(Source data)
┌──
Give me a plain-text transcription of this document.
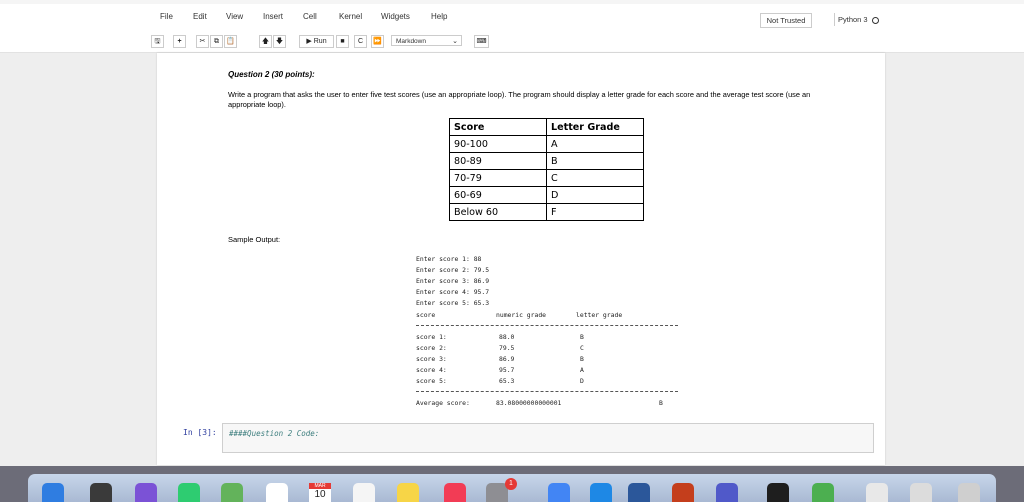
File	Edit View Insert Cell	Kernel Widgets	Help	Not Trusted	Python 3
🖫	+	✂	⧉	📋	🡅 🡇	▶ Run	■	C	⏩	Markdown	⌄	⌨
Question 2 (30 points):
Write a program that asks the user to enter five test scores (use an appropriate loop). The program should display a letter grade for each score and the average test score (use an appropriate loop).
Score	Letter Grade
90-100	A
80-89	B
70-79	C
60-69	D
Below 60	F
Sample Output:
Enter score 1: 88
Enter score 2: 79.5
Enter score 3: 86.9
Enter score 4: 95.7
Enter score 5: 65.3
score	numeric grade	letter grade
score 1:	88.0	B
score 2:	79.5	C
score 3:	86.9	B
score 4:	95.7	A
score 5:	65.3	D
Average score:	83.08000000000001	B
In [3]: ####Question 2 Code:
MAR
10
1
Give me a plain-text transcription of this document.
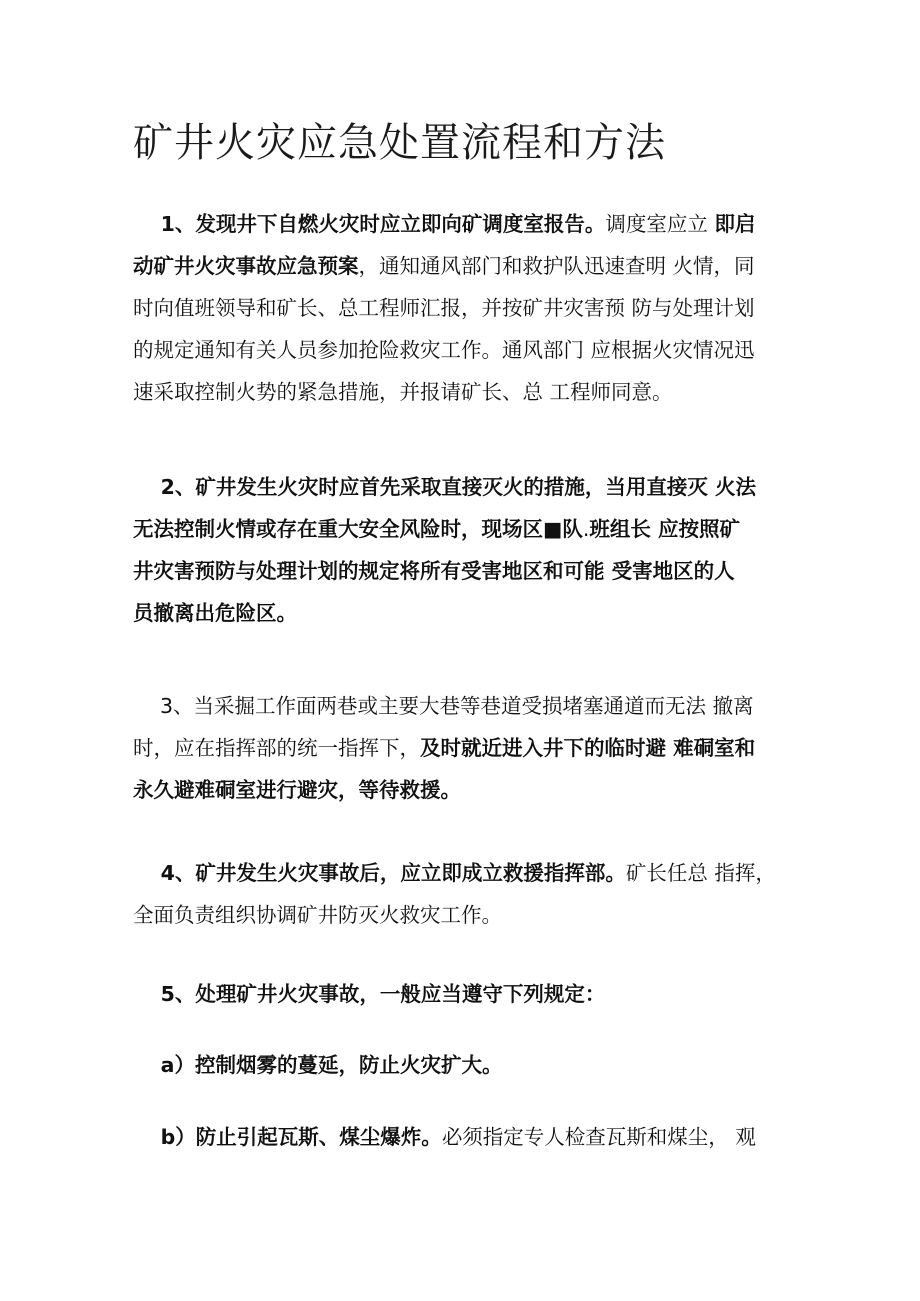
矿井火灾应急处置流程和方法
　 1、发现井下自燃火灾时应立即向矿调度室报告。调度室应立 即启
动矿井火灾事故应急预案，通知通风部门和救护队迅速查明 火情，同
时向值班领导和矿长、总工程师汇报，并按矿井灾害预 防与处理计划
的规定通知有关人员参加抢险救灾工作。通风部门 应根据火灾情况迅
速采取控制火势的紧急措施，并报请矿长、总 工程师同意。
　 2、矿井发生火灾时应首先采取直接灭火的措施，当用直接灭 火法
无法控制火情或存在重大安全风险时，现场区■队.班组长 应按照矿
井灾害预防与处理计划的规定将所有受害地区和可能 受害地区的人
员撤离出危险区。
　 3、当采掘工作面两巷或主要大巷等巷道受损堵塞通道而无法 撤离
时，应在指挥部的统一指挥下，及时就近进入井下的临时避 难硐室和
永久避难硐室进行避灾，等待救援。
　 4、矿井发生火灾事故后，应立即成立救援指挥部。矿长任总 指挥，
全面负责组织协调矿井防灭火救灾工作。
　 5、处理矿井火灾事故，一般应当遵守下列规定：
　 a）控制烟雾的蔓延，防止火灾扩大。
　 b）防止引起瓦斯、煤尘爆炸。必须指定专人检查瓦斯和煤尘， 观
└──
▸ Set exercise
Copy all the entries word for word. Omit any pictures.

▸ Answer to the problem
Give me a plain-text transcription of this document.
File	Edit View Insert Cell	Kernel Widgets	Help	Not Trusted	Python 3
🖫	+	✂	⧉	📋	🡅 🡇	▶ Run	■	C	⏩	Markdown	⌄	⌨
Question 2 (30 points):
Write a program that asks the user to enter five test scores (use an appropriate loop). The program should display a letter grade for each score and the average test score (use an appropriate loop).
Score	Letter Grade
90-100	A
80-89	B
70-79	C
60-69	D
Below 60	F
Sample Output:
Enter score 1: 88
Enter score 2: 79.5
Enter score 3: 86.9
Enter score 4: 95.7
Enter score 5: 65.3
score	numeric grade	letter grade
score 1:	88.0	B
score 2:	79.5	C
score 3:	86.9	B
score 4:	95.7	A
score 5:	65.3	D
Average score:	83.08000000000001	B
In [3]: ####Question 2 Code:
MAR
10
1
Give me a plain-text transcription of this document.
矿井火灾应急处置流程和方法
　 1、发现井下自燃火灾时应立即向矿调度室报告。调度室应立 即启
动矿井火灾事故应急预案，通知通风部门和救护队迅速查明 火情，同
时向值班领导和矿长、总工程师汇报，并按矿井灾害预 防与处理计划
的规定通知有关人员参加抢险救灾工作。通风部门 应根据火灾情况迅
速采取控制火势的紧急措施，并报请矿长、总 工程师同意。
　 2、矿井发生火灾时应首先采取直接灭火的措施，当用直接灭 火法
无法控制火情或存在重大安全风险时，现场区■队.班组长 应按照矿
井灾害预防与处理计划的规定将所有受害地区和可能 受害地区的人
员撤离出危险区。
　 3、当采掘工作面两巷或主要大巷等巷道受损堵塞通道而无法 撤离
时，应在指挥部的统一指挥下，及时就近进入井下的临时避 难硐室和
永久避难硐室进行避灾，等待救援。
　 4、矿井发生火灾事故后，应立即成立救援指挥部。矿长任总 指挥，
全面负责组织协调矿井防灭火救灾工作。
　 5、处理矿井火灾事故，一般应当遵守下列规定：
　 a）控制烟雾的蔓延，防止火灾扩大。
　 b）防止引起瓦斯、煤尘爆炸。必须指定专人检查瓦斯和煤尘， 观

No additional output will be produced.